Your goal.
Check each line for the word "blogs" and report how many have it. Give nothing else.

[Items from a dataset]

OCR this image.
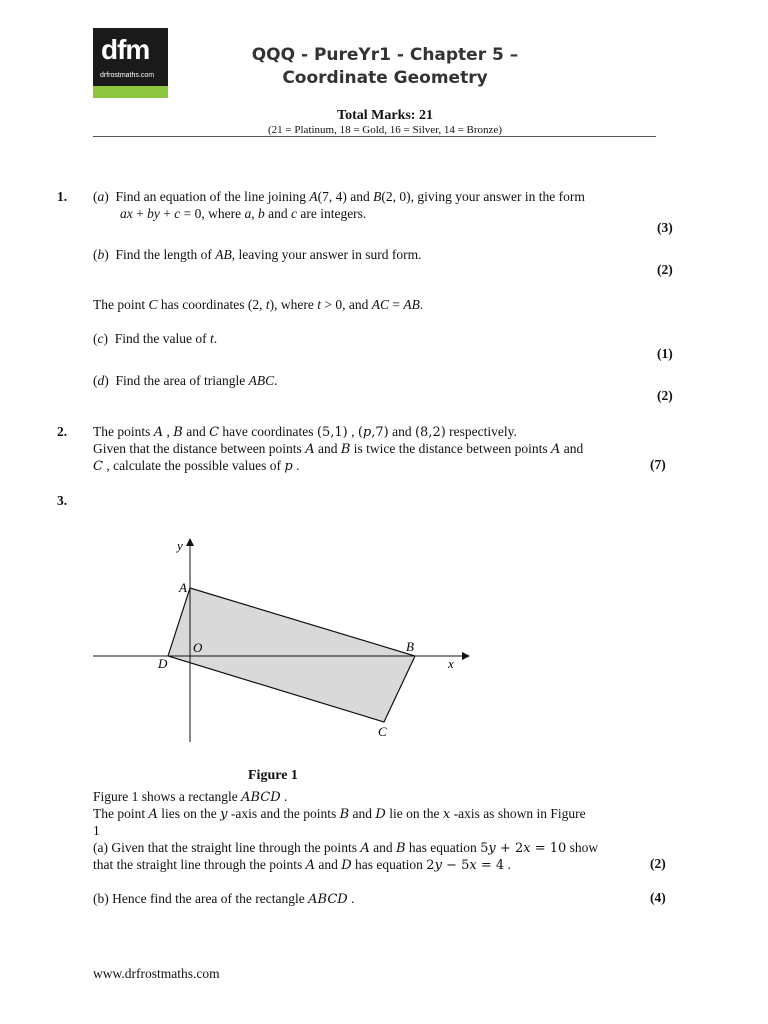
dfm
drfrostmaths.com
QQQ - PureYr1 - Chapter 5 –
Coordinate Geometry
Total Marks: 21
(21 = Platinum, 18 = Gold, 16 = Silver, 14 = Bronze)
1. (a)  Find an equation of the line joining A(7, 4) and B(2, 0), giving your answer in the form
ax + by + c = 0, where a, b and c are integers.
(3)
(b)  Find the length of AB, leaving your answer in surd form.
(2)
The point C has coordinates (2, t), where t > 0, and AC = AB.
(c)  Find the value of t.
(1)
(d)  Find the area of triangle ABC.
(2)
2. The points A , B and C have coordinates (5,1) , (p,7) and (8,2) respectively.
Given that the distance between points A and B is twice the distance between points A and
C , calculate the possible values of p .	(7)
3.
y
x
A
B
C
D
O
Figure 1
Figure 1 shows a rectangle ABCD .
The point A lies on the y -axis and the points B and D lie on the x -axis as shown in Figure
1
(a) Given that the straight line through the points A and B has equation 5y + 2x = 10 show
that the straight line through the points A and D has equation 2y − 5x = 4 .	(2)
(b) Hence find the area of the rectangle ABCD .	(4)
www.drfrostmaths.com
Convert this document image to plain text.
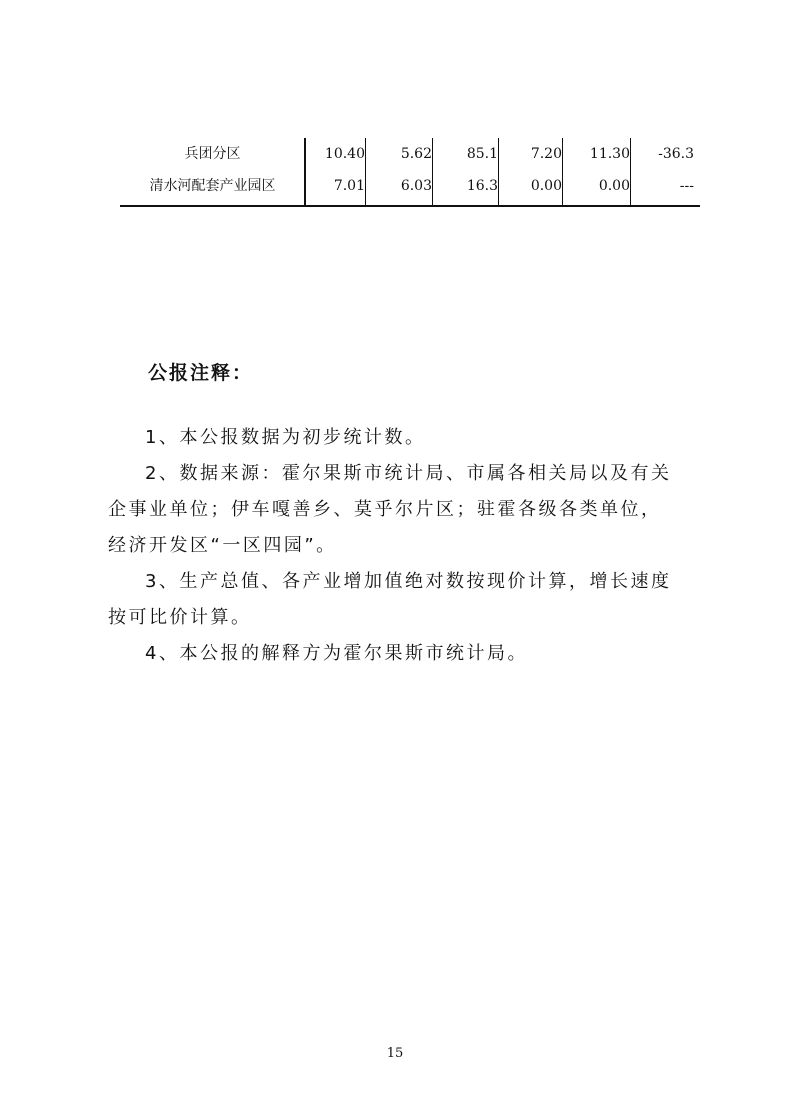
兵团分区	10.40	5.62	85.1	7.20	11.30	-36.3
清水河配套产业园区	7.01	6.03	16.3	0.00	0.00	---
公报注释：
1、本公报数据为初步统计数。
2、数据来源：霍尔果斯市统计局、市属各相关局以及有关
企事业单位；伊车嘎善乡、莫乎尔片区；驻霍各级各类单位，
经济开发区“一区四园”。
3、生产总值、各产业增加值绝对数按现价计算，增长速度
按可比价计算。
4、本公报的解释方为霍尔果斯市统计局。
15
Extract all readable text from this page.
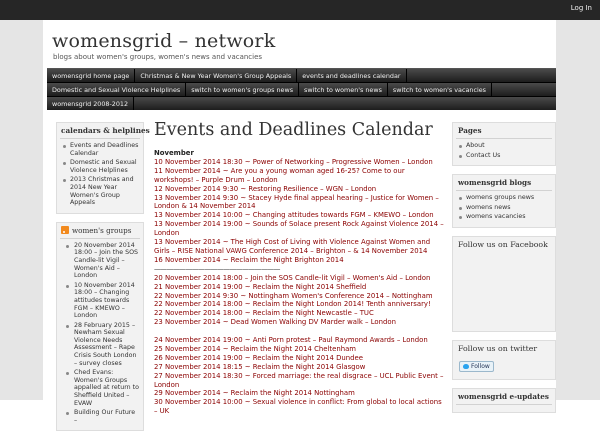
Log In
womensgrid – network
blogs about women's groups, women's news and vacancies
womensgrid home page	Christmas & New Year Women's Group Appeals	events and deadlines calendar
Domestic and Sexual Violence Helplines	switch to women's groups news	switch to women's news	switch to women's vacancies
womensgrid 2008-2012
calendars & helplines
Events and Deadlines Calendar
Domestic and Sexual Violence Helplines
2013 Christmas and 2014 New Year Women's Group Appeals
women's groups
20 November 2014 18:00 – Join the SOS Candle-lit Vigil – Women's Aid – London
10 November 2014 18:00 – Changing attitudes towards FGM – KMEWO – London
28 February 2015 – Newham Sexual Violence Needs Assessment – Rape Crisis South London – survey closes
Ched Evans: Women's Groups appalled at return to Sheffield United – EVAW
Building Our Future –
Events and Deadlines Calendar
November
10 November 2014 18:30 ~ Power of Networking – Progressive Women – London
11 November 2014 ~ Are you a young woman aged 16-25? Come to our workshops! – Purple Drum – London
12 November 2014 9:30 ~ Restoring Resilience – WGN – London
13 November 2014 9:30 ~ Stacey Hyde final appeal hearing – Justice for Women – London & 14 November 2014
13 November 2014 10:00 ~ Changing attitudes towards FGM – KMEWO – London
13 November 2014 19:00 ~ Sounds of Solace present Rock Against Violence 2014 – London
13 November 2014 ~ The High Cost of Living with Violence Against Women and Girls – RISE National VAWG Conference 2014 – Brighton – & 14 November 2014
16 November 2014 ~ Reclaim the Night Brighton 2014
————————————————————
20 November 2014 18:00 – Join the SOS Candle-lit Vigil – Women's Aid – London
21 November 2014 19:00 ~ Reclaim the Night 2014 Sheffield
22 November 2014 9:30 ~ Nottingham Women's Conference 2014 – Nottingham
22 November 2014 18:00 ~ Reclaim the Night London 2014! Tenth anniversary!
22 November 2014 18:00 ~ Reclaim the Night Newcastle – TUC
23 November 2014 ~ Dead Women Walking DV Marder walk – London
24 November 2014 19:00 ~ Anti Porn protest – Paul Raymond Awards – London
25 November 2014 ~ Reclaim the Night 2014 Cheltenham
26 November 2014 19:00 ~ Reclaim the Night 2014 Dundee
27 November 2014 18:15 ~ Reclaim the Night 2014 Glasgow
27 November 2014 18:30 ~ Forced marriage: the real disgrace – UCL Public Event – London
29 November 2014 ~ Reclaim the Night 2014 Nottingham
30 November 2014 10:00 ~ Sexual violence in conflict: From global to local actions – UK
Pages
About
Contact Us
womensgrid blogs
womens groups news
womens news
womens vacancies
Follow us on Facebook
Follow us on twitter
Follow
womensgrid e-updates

Task answer.
2